# Supplied data
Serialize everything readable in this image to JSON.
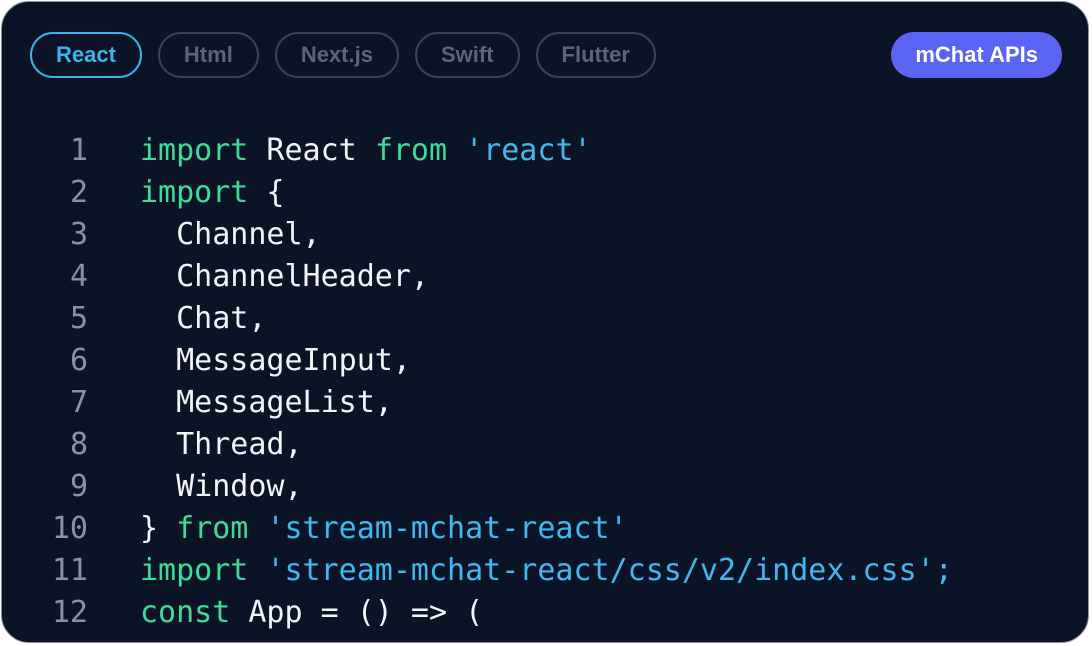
{
  "tabs": [
    {
      "label": "React",
      "active": true
    },
    {
      "label": "Html",
      "active": false
    },
    {
      "label": "Next.js",
      "active": false
    },
    {
      "label": "Swift",
      "active": false
    },
    {
      "label": "Flutter",
      "active": false
    }
  ],
  "api_button": {
    "label": "mChat APIs"
  },
  "code": {
    "lines": [
      {
        "num": "1",
        "tokens": [
          {
            "t": "import",
            "c": "kw"
          },
          {
            "t": " React ",
            "c": "plain"
          },
          {
            "t": "from",
            "c": "kw"
          },
          {
            "t": " ",
            "c": "plain"
          },
          {
            "t": "'react'",
            "c": "str"
          }
        ]
      },
      {
        "num": "2",
        "tokens": [
          {
            "t": "import",
            "c": "kw"
          },
          {
            "t": " {",
            "c": "plain"
          }
        ]
      },
      {
        "num": "3",
        "tokens": [
          {
            "t": "  Channel,",
            "c": "plain"
          }
        ]
      },
      {
        "num": "4",
        "tokens": [
          {
            "t": "  ChannelHeader,",
            "c": "plain"
          }
        ]
      },
      {
        "num": "5",
        "tokens": [
          {
            "t": "  Chat,",
            "c": "plain"
          }
        ]
      },
      {
        "num": "6",
        "tokens": [
          {
            "t": "  MessageInput,",
            "c": "plain"
          }
        ]
      },
      {
        "num": "7",
        "tokens": [
          {
            "t": "  MessageList,",
            "c": "plain"
          }
        ]
      },
      {
        "num": "8",
        "tokens": [
          {
            "t": "  Thread,",
            "c": "plain"
          }
        ]
      },
      {
        "num": "9",
        "tokens": [
          {
            "t": "  Window,",
            "c": "plain"
          }
        ]
      },
      {
        "num": "10",
        "tokens": [
          {
            "t": "} ",
            "c": "plain"
          },
          {
            "t": "from",
            "c": "kw"
          },
          {
            "t": " ",
            "c": "plain"
          },
          {
            "t": "'stream-mchat-react'",
            "c": "str"
          }
        ]
      },
      {
        "num": "11",
        "tokens": [
          {
            "t": "import",
            "c": "kw"
          },
          {
            "t": " ",
            "c": "plain"
          },
          {
            "t": "'stream-mchat-react/css/v2/index.css';",
            "c": "str"
          }
        ]
      },
      {
        "num": "12",
        "tokens": [
          {
            "t": "const",
            "c": "kw"
          },
          {
            "t": " App = () => (",
            "c": "plain"
          }
        ]
      }
    ]
  },
  "colors": {
    "background": "#0b1327",
    "accent": "#38b6ec",
    "button": "#5b63f3",
    "keyword": "#3ddc97",
    "string": "#3fb9ee"
  }
}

# Task
Without including the pictures, return each record above exactly as it stands.

# Final answer
Serialize everything readable in this image to JSON.
{
  "tabs": [
    {
      "label": "React",
      "active": true
    },
    {
      "label": "Html",
      "active": false
    },
    {
      "label": "Next.js",
      "active": false
    },
    {
      "label": "Swift",
      "active": false
    },
    {
      "label": "Flutter",
      "active": false
    }
  ],
  "api_button": {
    "label": "mChat APIs"
  },
  "code": {
    "lines": [
      {
        "num": "1",
        "tokens": [
          {
            "t": "import",
            "c": "kw"
          },
          {
            "t": " React ",
            "c": "plain"
          },
          {
            "t": "from",
            "c": "kw"
          },
          {
            "t": " ",
            "c": "plain"
          },
          {
            "t": "'react'",
            "c": "str"
          }
        ]
      },
      {
        "num": "2",
        "tokens": [
          {
            "t": "import",
            "c": "kw"
          },
          {
            "t": " {",
            "c": "plain"
          }
        ]
      },
      {
        "num": "3",
        "tokens": [
          {
            "t": "  Channel,",
            "c": "plain"
          }
        ]
      },
      {
        "num": "4",
        "tokens": [
          {
            "t": "  ChannelHeader,",
            "c": "plain"
          }
        ]
      },
      {
        "num": "5",
        "tokens": [
          {
            "t": "  Chat,",
            "c": "plain"
          }
        ]
      },
      {
        "num": "6",
        "tokens": [
          {
            "t": "  MessageInput,",
            "c": "plain"
          }
        ]
      },
      {
        "num": "7",
        "tokens": [
          {
            "t": "  MessageList,",
            "c": "plain"
          }
        ]
      },
      {
        "num": "8",
        "tokens": [
          {
            "t": "  Thread,",
            "c": "plain"
          }
        ]
      },
      {
        "num": "9",
        "tokens": [
          {
            "t": "  Window,",
            "c": "plain"
          }
        ]
      },
      {
        "num": "10",
        "tokens": [
          {
            "t": "} ",
            "c": "plain"
          },
          {
            "t": "from",
            "c": "kw"
          },
          {
            "t": " ",
            "c": "plain"
          },
          {
            "t": "'stream-mchat-react'",
            "c": "str"
          }
        ]
      },
      {
        "num": "11",
        "tokens": [
          {
            "t": "import",
            "c": "kw"
          },
          {
            "t": " ",
            "c": "plain"
          },
          {
            "t": "'stream-mchat-react/css/v2/index.css';",
            "c": "str"
          }
        ]
      },
      {
        "num": "12",
        "tokens": [
          {
            "t": "const",
            "c": "kw"
          },
          {
            "t": " App = () => (",
            "c": "plain"
          }
        ]
      }
    ]
  },
  "colors": {
    "background": "#0b1327",
    "accent": "#38b6ec",
    "button": "#5b63f3",
    "keyword": "#3ddc97",
    "string": "#3fb9ee"
  }
}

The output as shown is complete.